▸ **SET TASK**: Transcribe every record that appears below, exactly and in full.

▸ **Some records**:
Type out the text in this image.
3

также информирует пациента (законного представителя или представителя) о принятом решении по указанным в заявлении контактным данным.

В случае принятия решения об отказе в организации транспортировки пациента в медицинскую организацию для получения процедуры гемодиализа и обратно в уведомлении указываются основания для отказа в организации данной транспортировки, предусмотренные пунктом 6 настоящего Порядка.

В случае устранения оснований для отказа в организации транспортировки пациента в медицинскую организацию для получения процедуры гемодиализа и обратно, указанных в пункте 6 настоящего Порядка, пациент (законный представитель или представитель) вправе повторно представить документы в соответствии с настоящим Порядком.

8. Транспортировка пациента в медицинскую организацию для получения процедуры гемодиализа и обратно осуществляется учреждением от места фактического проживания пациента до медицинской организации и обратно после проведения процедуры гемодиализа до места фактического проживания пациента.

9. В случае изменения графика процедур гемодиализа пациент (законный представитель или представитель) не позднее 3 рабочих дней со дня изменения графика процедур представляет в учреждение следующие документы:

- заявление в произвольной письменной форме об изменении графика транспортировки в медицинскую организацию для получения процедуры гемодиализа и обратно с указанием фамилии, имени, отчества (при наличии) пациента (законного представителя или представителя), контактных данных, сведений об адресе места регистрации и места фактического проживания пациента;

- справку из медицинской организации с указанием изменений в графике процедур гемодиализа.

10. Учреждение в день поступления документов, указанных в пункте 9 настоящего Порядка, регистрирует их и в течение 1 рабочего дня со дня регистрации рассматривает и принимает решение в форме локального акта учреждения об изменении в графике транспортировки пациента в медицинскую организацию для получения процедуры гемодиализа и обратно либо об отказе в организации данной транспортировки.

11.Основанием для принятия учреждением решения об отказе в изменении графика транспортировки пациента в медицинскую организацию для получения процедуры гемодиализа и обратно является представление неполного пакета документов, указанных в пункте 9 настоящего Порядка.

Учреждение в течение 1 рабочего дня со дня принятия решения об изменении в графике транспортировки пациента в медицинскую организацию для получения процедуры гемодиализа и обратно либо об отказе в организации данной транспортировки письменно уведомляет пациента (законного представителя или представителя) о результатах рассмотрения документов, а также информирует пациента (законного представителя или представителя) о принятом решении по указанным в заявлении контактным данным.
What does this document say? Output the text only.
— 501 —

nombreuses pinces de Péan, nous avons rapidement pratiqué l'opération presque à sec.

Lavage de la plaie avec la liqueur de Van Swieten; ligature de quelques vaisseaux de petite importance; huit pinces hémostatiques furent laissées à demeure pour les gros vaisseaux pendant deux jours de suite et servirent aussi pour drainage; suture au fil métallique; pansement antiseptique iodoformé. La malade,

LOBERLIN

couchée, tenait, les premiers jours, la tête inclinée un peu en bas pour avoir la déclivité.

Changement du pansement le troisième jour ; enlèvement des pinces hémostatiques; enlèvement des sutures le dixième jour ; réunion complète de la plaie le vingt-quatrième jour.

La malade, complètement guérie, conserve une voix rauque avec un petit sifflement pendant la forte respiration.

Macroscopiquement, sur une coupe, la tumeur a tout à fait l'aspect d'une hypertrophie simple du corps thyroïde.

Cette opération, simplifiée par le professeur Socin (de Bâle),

▸ **WRITTEN RESPONSE**:
Type out the text in this image.
3

также информирует пациента (законного представителя или представителя) о принятом решении по указанным в заявлении контактным данным.

В случае принятия решения об отказе в организации транспортировки пациента в медицинскую организацию для получения процедуры гемодиализа и обратно в уведомлении указываются основания для отказа в организации данной транспортировки, предусмотренные пунктом 6 настоящего Порядка.

В случае устранения оснований для отказа в организации транспортировки пациента в медицинскую организацию для получения процедуры гемодиализа и обратно, указанных в пункте 6 настоящего Порядка, пациент (законный представитель или представитель) вправе повторно представить документы в соответствии с настоящим Порядком.

8. Транспортировка пациента в медицинскую организацию для получения процедуры гемодиализа и обратно осуществляется учреждением от места фактического проживания пациента до медицинской организации и обратно после проведения процедуры гемодиализа до места фактического проживания пациента.

9. В случае изменения графика процедур гемодиализа пациент (законный представитель или представитель) не позднее 3 рабочих дней со дня изменения графика процедур представляет в учреждение следующие документы:

- заявление в произвольной письменной форме об изменении графика транспортировки в медицинскую организацию для получения процедуры гемодиализа и обратно с указанием фамилии, имени, отчества (при наличии) пациента (законного представителя или представителя), контактных данных, сведений об адресе места регистрации и места фактического проживания пациента;

- справку из медицинской организации с указанием изменений в графике процедур гемодиализа.

10. Учреждение в день поступления документов, указанных в пункте 9 настоящего Порядка, регистрирует их и в течение 1 рабочего дня со дня регистрации рассматривает и принимает решение в форме локального акта учреждения об изменении в графике транспортировки пациента в медицинскую организацию для получения процедуры гемодиализа и обратно либо об отказе в организации данной транспортировки.

11.Основанием для принятия учреждением решения об отказе в изменении графика транспортировки пациента в медицинскую организацию для получения процедуры гемодиализа и обратно является представление неполного пакета документов, указанных в пункте 9 настоящего Порядка.

Учреждение в течение 1 рабочего дня со дня принятия решения об изменении в графике транспортировки пациента в медицинскую организацию для получения процедуры гемодиализа и обратно либо об отказе в организации данной транспортировки письменно уведомляет пациента (законного представителя или представителя) о результатах рассмотрения документов, а также информирует пациента (законного представителя или представителя) о принятом решении по указанным в заявлении контактным данным.
What does this document say? Output the text only.
— 501 —

nombreuses pinces de Péan, nous avons rapidement pratiqué l'opération presque à sec.

Lavage de la plaie avec la liqueur de Van Swieten; ligature de quelques vaisseaux de petite importance; huit pinces hémostatiques furent laissées à demeure pour les gros vaisseaux pendant deux jours de suite et servirent aussi pour drainage; suture au fil métallique; pansement antiseptique iodoformé. La malade,

LOBERLIN

couchée, tenait, les premiers jours, la tête inclinée un peu en bas pour avoir la déclivité.

Changement du pansement le troisième jour ; enlèvement des pinces hémostatiques; enlèvement des sutures le dixième jour ; réunion complète de la plaie le vingt-quatrième jour.

La malade, complètement guérie, conserve une voix rauque avec un petit sifflement pendant la forte respiration.

Macroscopiquement, sur une coupe, la tumeur a tout à fait l'aspect d'une hypertrophie simple du corps thyroïde.

Cette opération, simplifiée par le professeur Socin (de Bâle),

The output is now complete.